Objective: Return all of the lines below exactly as they are.

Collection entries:

===

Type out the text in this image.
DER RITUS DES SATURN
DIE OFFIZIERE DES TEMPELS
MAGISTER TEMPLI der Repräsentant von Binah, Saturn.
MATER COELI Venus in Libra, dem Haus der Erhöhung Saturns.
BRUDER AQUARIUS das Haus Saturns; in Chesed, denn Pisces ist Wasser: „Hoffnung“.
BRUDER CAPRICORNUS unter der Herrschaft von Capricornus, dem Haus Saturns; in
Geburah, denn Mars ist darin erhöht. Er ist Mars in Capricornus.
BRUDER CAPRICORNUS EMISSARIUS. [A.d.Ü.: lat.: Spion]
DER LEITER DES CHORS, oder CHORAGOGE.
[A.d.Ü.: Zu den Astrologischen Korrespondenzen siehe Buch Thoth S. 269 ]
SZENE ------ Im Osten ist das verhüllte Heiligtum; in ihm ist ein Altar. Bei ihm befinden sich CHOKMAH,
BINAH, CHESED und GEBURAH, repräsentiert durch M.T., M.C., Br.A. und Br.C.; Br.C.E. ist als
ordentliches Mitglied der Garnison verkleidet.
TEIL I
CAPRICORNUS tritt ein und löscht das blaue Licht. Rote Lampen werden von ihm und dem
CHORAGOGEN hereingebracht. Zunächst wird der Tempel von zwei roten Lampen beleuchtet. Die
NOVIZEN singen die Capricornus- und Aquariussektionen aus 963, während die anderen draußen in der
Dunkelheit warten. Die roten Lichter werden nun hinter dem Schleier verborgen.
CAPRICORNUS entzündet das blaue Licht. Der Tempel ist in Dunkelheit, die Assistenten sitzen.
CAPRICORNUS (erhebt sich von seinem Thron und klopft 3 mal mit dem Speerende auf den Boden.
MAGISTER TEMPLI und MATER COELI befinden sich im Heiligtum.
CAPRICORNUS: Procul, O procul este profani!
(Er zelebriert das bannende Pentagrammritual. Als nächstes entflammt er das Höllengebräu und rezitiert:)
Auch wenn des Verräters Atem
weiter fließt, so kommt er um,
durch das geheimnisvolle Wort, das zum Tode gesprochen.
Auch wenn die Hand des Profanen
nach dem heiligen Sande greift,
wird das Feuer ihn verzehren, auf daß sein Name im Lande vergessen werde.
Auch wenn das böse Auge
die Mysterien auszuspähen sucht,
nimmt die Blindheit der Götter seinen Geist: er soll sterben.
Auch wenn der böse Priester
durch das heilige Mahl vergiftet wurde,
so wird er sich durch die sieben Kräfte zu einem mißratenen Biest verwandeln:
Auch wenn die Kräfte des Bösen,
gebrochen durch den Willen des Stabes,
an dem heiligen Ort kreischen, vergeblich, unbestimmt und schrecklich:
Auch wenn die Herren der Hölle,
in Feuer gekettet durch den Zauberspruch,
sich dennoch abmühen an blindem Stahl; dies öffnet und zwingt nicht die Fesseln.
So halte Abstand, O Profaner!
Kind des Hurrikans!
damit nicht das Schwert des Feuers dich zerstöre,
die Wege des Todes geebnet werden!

===

Final result:
Type out the text in this image.
DER RITUS DES SATURN
DIE OFFIZIERE DES TEMPELS
MAGISTER TEMPLI der Repräsentant von Binah, Saturn.
MATER COELI Venus in Libra, dem Haus der Erhöhung Saturns.
BRUDER AQUARIUS das Haus Saturns; in Chesed, denn Pisces ist Wasser: „Hoffnung“.
BRUDER CAPRICORNUS unter der Herrschaft von Capricornus, dem Haus Saturns; in
Geburah, denn Mars ist darin erhöht. Er ist Mars in Capricornus.
BRUDER CAPRICORNUS EMISSARIUS. [A.d.Ü.: lat.: Spion]
DER LEITER DES CHORS, oder CHORAGOGE.
[A.d.Ü.: Zu den Astrologischen Korrespondenzen siehe Buch Thoth S. 269 ]
SZENE ------ Im Osten ist das verhüllte Heiligtum; in ihm ist ein Altar. Bei ihm befinden sich CHOKMAH,
BINAH, CHESED und GEBURAH, repräsentiert durch M.T., M.C., Br.A. und Br.C.; Br.C.E. ist als
ordentliches Mitglied der Garnison verkleidet.
TEIL I
CAPRICORNUS tritt ein und löscht das blaue Licht. Rote Lampen werden von ihm und dem
CHORAGOGEN hereingebracht. Zunächst wird der Tempel von zwei roten Lampen beleuchtet. Die
NOVIZEN singen die Capricornus- und Aquariussektionen aus 963, während die anderen draußen in der
Dunkelheit warten. Die roten Lichter werden nun hinter dem Schleier verborgen.
CAPRICORNUS entzündet das blaue Licht. Der Tempel ist in Dunkelheit, die Assistenten sitzen.
CAPRICORNUS (erhebt sich von seinem Thron und klopft 3 mal mit dem Speerende auf den Boden.
MAGISTER TEMPLI und MATER COELI befinden sich im Heiligtum.
CAPRICORNUS: Procul, O procul este profani!
(Er zelebriert das bannende Pentagrammritual. Als nächstes entflammt er das Höllengebräu und rezitiert:)
Auch wenn des Verräters Atem
weiter fließt, so kommt er um,
durch das geheimnisvolle Wort, das zum Tode gesprochen.
Auch wenn die Hand des Profanen
nach dem heiligen Sande greift,
wird das Feuer ihn verzehren, auf daß sein Name im Lande vergessen werde.
Auch wenn das böse Auge
die Mysterien auszuspähen sucht,
nimmt die Blindheit der Götter seinen Geist: er soll sterben.
Auch wenn der böse Priester
durch das heilige Mahl vergiftet wurde,
so wird er sich durch die sieben Kräfte zu einem mißratenen Biest verwandeln:
Auch wenn die Kräfte des Bösen,
gebrochen durch den Willen des Stabes,
an dem heiligen Ort kreischen, vergeblich, unbestimmt und schrecklich:
Auch wenn die Herren der Hölle,
in Feuer gekettet durch den Zauberspruch,
sich dennoch abmühen an blindem Stahl; dies öffnet und zwingt nicht die Fesseln.
So halte Abstand, O Profaner!
Kind des Hurrikans!
damit nicht das Schwert des Feuers dich zerstöre,
die Wege des Todes geebnet werden!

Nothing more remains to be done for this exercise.